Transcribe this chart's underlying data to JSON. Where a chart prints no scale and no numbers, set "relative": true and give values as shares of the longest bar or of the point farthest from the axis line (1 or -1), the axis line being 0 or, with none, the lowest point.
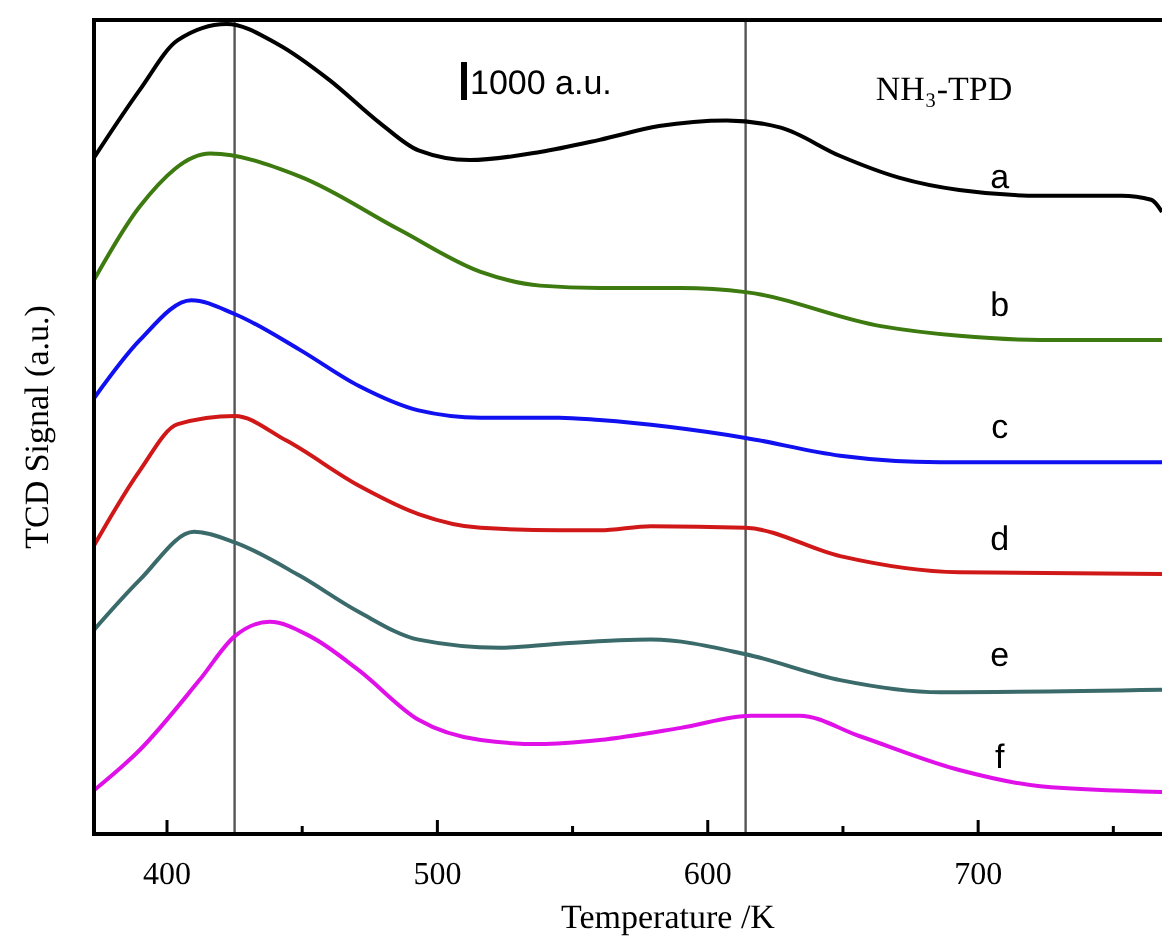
{
  "chart_data": {
    "type": "line",
    "relative": true,
    "xlabel": "Temperature /K",
    "ylabel": "TCD Signal (a.u.)",
    "xlim": [
      373,
      768
    ],
    "xticks": [
      400,
      {
        "value": 450,
        "label": null
      },
      500,
      {
        "value": 550,
        "label": null
      },
      600,
      {
        "value": 650,
        "label": null
      },
      700,
      {
        "value": 750,
        "label": null
      }
    ],
    "line_style": "solid",
    "marker": "none",
    "annotations": [
      "1000 a.u.",
      "NH₃-TPD"
    ],
    "ref_lines": [
      {
        "axis": "x",
        "value": 425,
        "color": "#555555"
      },
      {
        "axis": "x",
        "value": 614,
        "color": "#555555"
      }
    ],
    "series": [
      {
        "name": "a",
        "color": "#000000",
        "x": [
          373,
          390,
          404,
          422,
          441,
          460,
          479,
          493,
          512,
          538,
          560,
          582,
          607,
          627,
          649,
          671,
          693,
          723,
          753,
          764,
          768
        ],
        "values": [
          0.835,
          0.919,
          0.98,
          1.0,
          0.975,
          0.931,
          0.877,
          0.844,
          0.832,
          0.842,
          0.857,
          0.874,
          0.881,
          0.872,
          0.837,
          0.81,
          0.795,
          0.788,
          0.788,
          0.783,
          0.768
        ]
      },
      {
        "name": "b",
        "color": "#3d7a10",
        "x": [
          373,
          390,
          416,
          449,
          486,
          516,
          538,
          560,
          590,
          614,
          664,
          693,
          723,
          768
        ],
        "values": [
          0.684,
          0.775,
          0.84,
          0.812,
          0.746,
          0.694,
          0.677,
          0.674,
          0.674,
          0.669,
          0.627,
          0.615,
          0.61,
          0.61
        ]
      },
      {
        "name": "c",
        "color": "#1010f0",
        "x": [
          373,
          390,
          409,
          425,
          449,
          471,
          493,
          516,
          545,
          560,
          614,
          649,
          686,
          768
        ],
        "values": [
          0.538,
          0.61,
          0.659,
          0.642,
          0.598,
          0.553,
          0.523,
          0.514,
          0.514,
          0.511,
          0.489,
          0.467,
          0.459,
          0.459
        ]
      },
      {
        "name": "d",
        "color": "#d01818",
        "x": [
          373,
          390,
          404,
          425,
          444,
          471,
          493,
          516,
          545,
          560,
          579,
          614,
          649,
          693,
          768
        ],
        "values": [
          0.356,
          0.449,
          0.506,
          0.516,
          0.486,
          0.43,
          0.395,
          0.378,
          0.375,
          0.375,
          0.38,
          0.378,
          0.343,
          0.323,
          0.321
        ]
      },
      {
        "name": "e",
        "color": "#3a6a6a",
        "x": [
          373,
          390,
          410,
          425,
          449,
          471,
          493,
          523,
          545,
          579,
          614,
          649,
          686,
          768
        ],
        "values": [
          0.252,
          0.314,
          0.373,
          0.36,
          0.319,
          0.274,
          0.24,
          0.23,
          0.235,
          0.24,
          0.222,
          0.19,
          0.175,
          0.178
        ]
      },
      {
        "name": "f",
        "color": "#e010e8",
        "x": [
          373,
          390,
          412,
          425,
          438,
          453,
          471,
          493,
          516,
          538,
          560,
          590,
          616,
          634,
          656,
          693,
          723,
          768
        ],
        "values": [
          0.054,
          0.104,
          0.19,
          0.244,
          0.262,
          0.244,
          0.202,
          0.141,
          0.116,
          0.111,
          0.116,
          0.131,
          0.146,
          0.146,
          0.121,
          0.079,
          0.059,
          0.052
        ]
      }
    ]
  }
}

______

### Exercise brief
Leave out the pictures and print each record exactly as it stands.

### Written solution
Transcribe this chart's underlying data to JSON. Where a chart prints no scale and no numbers, set "relative": true and give values as shares of the longest bar or of the point farthest from the axis line (1 or -1), the axis line being 0 or, with none, the lowest point.
{
  "chart_data": {
    "type": "line",
    "relative": true,
    "xlabel": "Temperature /K",
    "ylabel": "TCD Signal (a.u.)",
    "xlim": [
      373,
      768
    ],
    "xticks": [
      400,
      {
        "value": 450,
        "label": null
      },
      500,
      {
        "value": 550,
        "label": null
      },
      600,
      {
        "value": 650,
        "label": null
      },
      700,
      {
        "value": 750,
        "label": null
      }
    ],
    "line_style": "solid",
    "marker": "none",
    "annotations": [
      "1000 a.u.",
      "NH₃-TPD"
    ],
    "ref_lines": [
      {
        "axis": "x",
        "value": 425,
        "color": "#555555"
      },
      {
        "axis": "x",
        "value": 614,
        "color": "#555555"
      }
    ],
    "series": [
      {
        "name": "a",
        "color": "#000000",
        "x": [
          373,
          390,
          404,
          422,
          441,
          460,
          479,
          493,
          512,
          538,
          560,
          582,
          607,
          627,
          649,
          671,
          693,
          723,
          753,
          764,
          768
        ],
        "values": [
          0.835,
          0.919,
          0.98,
          1.0,
          0.975,
          0.931,
          0.877,
          0.844,
          0.832,
          0.842,
          0.857,
          0.874,
          0.881,
          0.872,
          0.837,
          0.81,
          0.795,
          0.788,
          0.788,
          0.783,
          0.768
        ]
      },
      {
        "name": "b",
        "color": "#3d7a10",
        "x": [
          373,
          390,
          416,
          449,
          486,
          516,
          538,
          560,
          590,
          614,
          664,
          693,
          723,
          768
        ],
        "values": [
          0.684,
          0.775,
          0.84,
          0.812,
          0.746,
          0.694,
          0.677,
          0.674,
          0.674,
          0.669,
          0.627,
          0.615,
          0.61,
          0.61
        ]
      },
      {
        "name": "c",
        "color": "#1010f0",
        "x": [
          373,
          390,
          409,
          425,
          449,
          471,
          493,
          516,
          545,
          560,
          614,
          649,
          686,
          768
        ],
        "values": [
          0.538,
          0.61,
          0.659,
          0.642,
          0.598,
          0.553,
          0.523,
          0.514,
          0.514,
          0.511,
          0.489,
          0.467,
          0.459,
          0.459
        ]
      },
      {
        "name": "d",
        "color": "#d01818",
        "x": [
          373,
          390,
          404,
          425,
          444,
          471,
          493,
          516,
          545,
          560,
          579,
          614,
          649,
          693,
          768
        ],
        "values": [
          0.356,
          0.449,
          0.506,
          0.516,
          0.486,
          0.43,
          0.395,
          0.378,
          0.375,
          0.375,
          0.38,
          0.378,
          0.343,
          0.323,
          0.321
        ]
      },
      {
        "name": "e",
        "color": "#3a6a6a",
        "x": [
          373,
          390,
          410,
          425,
          449,
          471,
          493,
          523,
          545,
          579,
          614,
          649,
          686,
          768
        ],
        "values": [
          0.252,
          0.314,
          0.373,
          0.36,
          0.319,
          0.274,
          0.24,
          0.23,
          0.235,
          0.24,
          0.222,
          0.19,
          0.175,
          0.178
        ]
      },
      {
        "name": "f",
        "color": "#e010e8",
        "x": [
          373,
          390,
          412,
          425,
          438,
          453,
          471,
          493,
          516,
          538,
          560,
          590,
          616,
          634,
          656,
          693,
          723,
          768
        ],
        "values": [
          0.054,
          0.104,
          0.19,
          0.244,
          0.262,
          0.244,
          0.202,
          0.141,
          0.116,
          0.111,
          0.116,
          0.131,
          0.146,
          0.146,
          0.121,
          0.079,
          0.059,
          0.052
        ]
      }
    ]
  }
}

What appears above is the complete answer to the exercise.